[Records excerpted from a collection]
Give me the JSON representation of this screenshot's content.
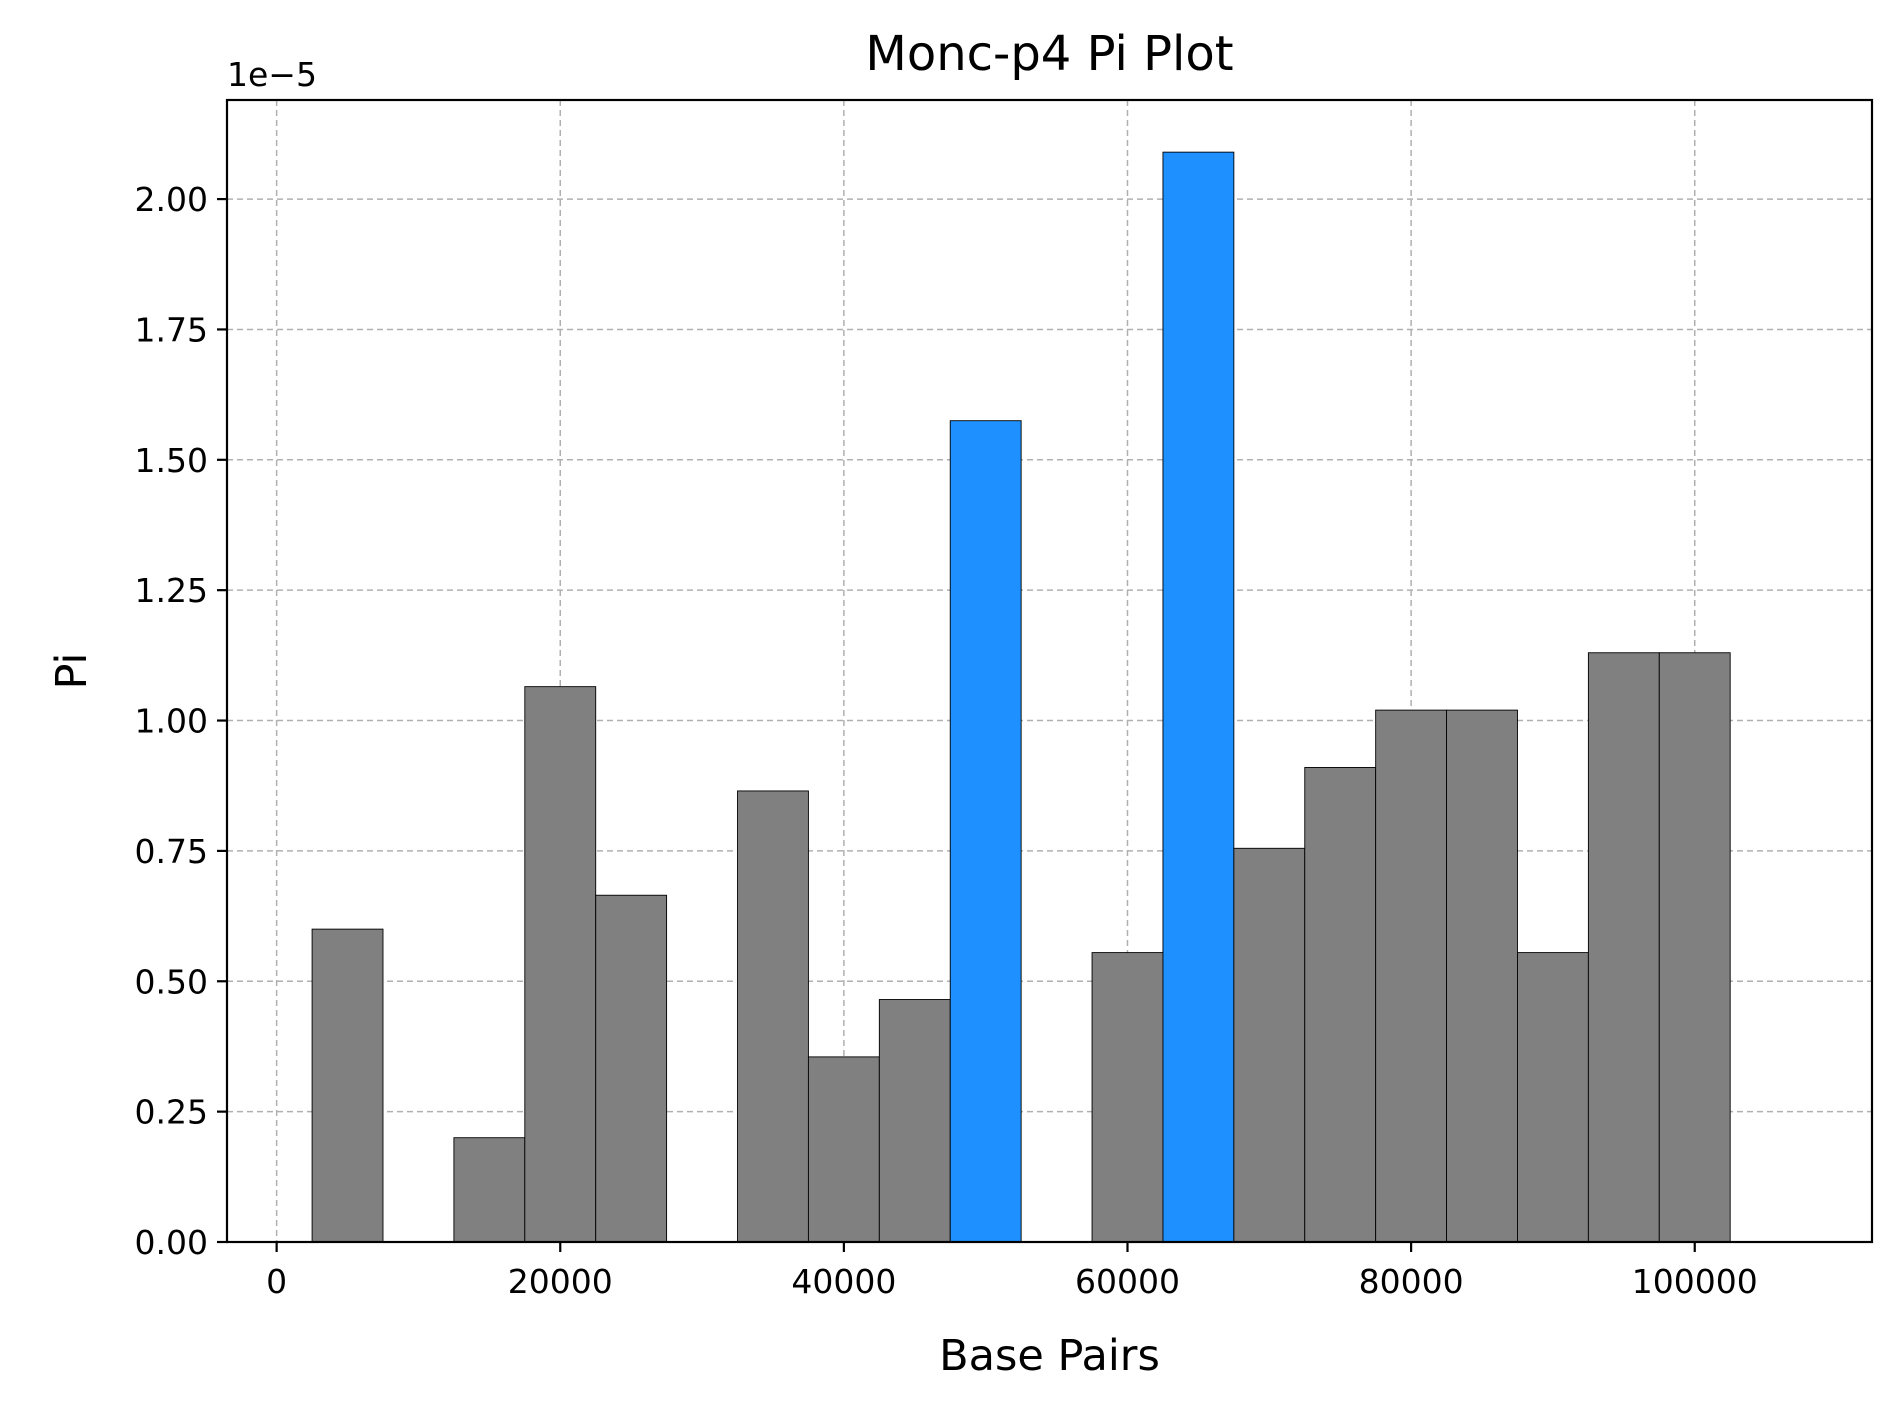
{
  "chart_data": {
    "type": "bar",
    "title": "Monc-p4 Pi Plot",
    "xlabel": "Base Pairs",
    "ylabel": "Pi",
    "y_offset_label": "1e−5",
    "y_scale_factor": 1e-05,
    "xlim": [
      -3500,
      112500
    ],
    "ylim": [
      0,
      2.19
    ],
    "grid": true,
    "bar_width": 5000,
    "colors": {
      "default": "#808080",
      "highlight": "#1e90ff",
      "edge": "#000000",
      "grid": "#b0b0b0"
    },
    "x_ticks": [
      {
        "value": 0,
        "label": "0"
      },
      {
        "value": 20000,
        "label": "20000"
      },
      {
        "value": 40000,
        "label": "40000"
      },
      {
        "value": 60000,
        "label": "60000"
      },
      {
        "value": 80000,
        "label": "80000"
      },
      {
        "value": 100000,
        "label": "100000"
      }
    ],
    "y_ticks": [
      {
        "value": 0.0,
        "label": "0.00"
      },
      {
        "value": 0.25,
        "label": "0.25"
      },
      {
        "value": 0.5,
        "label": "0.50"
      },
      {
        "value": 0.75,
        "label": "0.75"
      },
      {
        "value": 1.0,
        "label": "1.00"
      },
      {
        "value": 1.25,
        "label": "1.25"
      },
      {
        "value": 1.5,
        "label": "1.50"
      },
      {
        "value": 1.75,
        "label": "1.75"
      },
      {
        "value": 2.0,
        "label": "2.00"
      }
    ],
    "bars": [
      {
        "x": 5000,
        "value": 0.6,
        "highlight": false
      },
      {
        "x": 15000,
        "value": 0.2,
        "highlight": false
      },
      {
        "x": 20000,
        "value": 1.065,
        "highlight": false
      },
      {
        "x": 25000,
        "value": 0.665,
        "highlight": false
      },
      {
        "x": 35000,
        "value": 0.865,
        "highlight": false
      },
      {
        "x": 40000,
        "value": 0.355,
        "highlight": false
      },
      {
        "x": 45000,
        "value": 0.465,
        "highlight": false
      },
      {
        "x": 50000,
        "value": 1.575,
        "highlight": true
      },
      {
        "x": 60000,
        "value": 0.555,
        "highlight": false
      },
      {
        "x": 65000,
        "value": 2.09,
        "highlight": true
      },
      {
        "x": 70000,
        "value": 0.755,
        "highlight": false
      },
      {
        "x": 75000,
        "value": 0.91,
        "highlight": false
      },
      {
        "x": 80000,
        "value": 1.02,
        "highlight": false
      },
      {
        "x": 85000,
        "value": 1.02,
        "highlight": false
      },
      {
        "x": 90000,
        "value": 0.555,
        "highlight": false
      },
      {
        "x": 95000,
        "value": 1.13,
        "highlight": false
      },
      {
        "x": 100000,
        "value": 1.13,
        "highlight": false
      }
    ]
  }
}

EXERCISE DIRECTIONS
Without the images, write out each line of the data verbatim.

FINISHED EXERCISE
Give me the JSON representation of this screenshot's content.
{
  "chart_data": {
    "type": "bar",
    "title": "Monc-p4 Pi Plot",
    "xlabel": "Base Pairs",
    "ylabel": "Pi",
    "y_offset_label": "1e−5",
    "y_scale_factor": 1e-05,
    "xlim": [
      -3500,
      112500
    ],
    "ylim": [
      0,
      2.19
    ],
    "grid": true,
    "bar_width": 5000,
    "colors": {
      "default": "#808080",
      "highlight": "#1e90ff",
      "edge": "#000000",
      "grid": "#b0b0b0"
    },
    "x_ticks": [
      {
        "value": 0,
        "label": "0"
      },
      {
        "value": 20000,
        "label": "20000"
      },
      {
        "value": 40000,
        "label": "40000"
      },
      {
        "value": 60000,
        "label": "60000"
      },
      {
        "value": 80000,
        "label": "80000"
      },
      {
        "value": 100000,
        "label": "100000"
      }
    ],
    "y_ticks": [
      {
        "value": 0.0,
        "label": "0.00"
      },
      {
        "value": 0.25,
        "label": "0.25"
      },
      {
        "value": 0.5,
        "label": "0.50"
      },
      {
        "value": 0.75,
        "label": "0.75"
      },
      {
        "value": 1.0,
        "label": "1.00"
      },
      {
        "value": 1.25,
        "label": "1.25"
      },
      {
        "value": 1.5,
        "label": "1.50"
      },
      {
        "value": 1.75,
        "label": "1.75"
      },
      {
        "value": 2.0,
        "label": "2.00"
      }
    ],
    "bars": [
      {
        "x": 5000,
        "value": 0.6,
        "highlight": false
      },
      {
        "x": 15000,
        "value": 0.2,
        "highlight": false
      },
      {
        "x": 20000,
        "value": 1.065,
        "highlight": false
      },
      {
        "x": 25000,
        "value": 0.665,
        "highlight": false
      },
      {
        "x": 35000,
        "value": 0.865,
        "highlight": false
      },
      {
        "x": 40000,
        "value": 0.355,
        "highlight": false
      },
      {
        "x": 45000,
        "value": 0.465,
        "highlight": false
      },
      {
        "x": 50000,
        "value": 1.575,
        "highlight": true
      },
      {
        "x": 60000,
        "value": 0.555,
        "highlight": false
      },
      {
        "x": 65000,
        "value": 2.09,
        "highlight": true
      },
      {
        "x": 70000,
        "value": 0.755,
        "highlight": false
      },
      {
        "x": 75000,
        "value": 0.91,
        "highlight": false
      },
      {
        "x": 80000,
        "value": 1.02,
        "highlight": false
      },
      {
        "x": 85000,
        "value": 1.02,
        "highlight": false
      },
      {
        "x": 90000,
        "value": 0.555,
        "highlight": false
      },
      {
        "x": 95000,
        "value": 1.13,
        "highlight": false
      },
      {
        "x": 100000,
        "value": 1.13,
        "highlight": false
      }
    ]
  }
}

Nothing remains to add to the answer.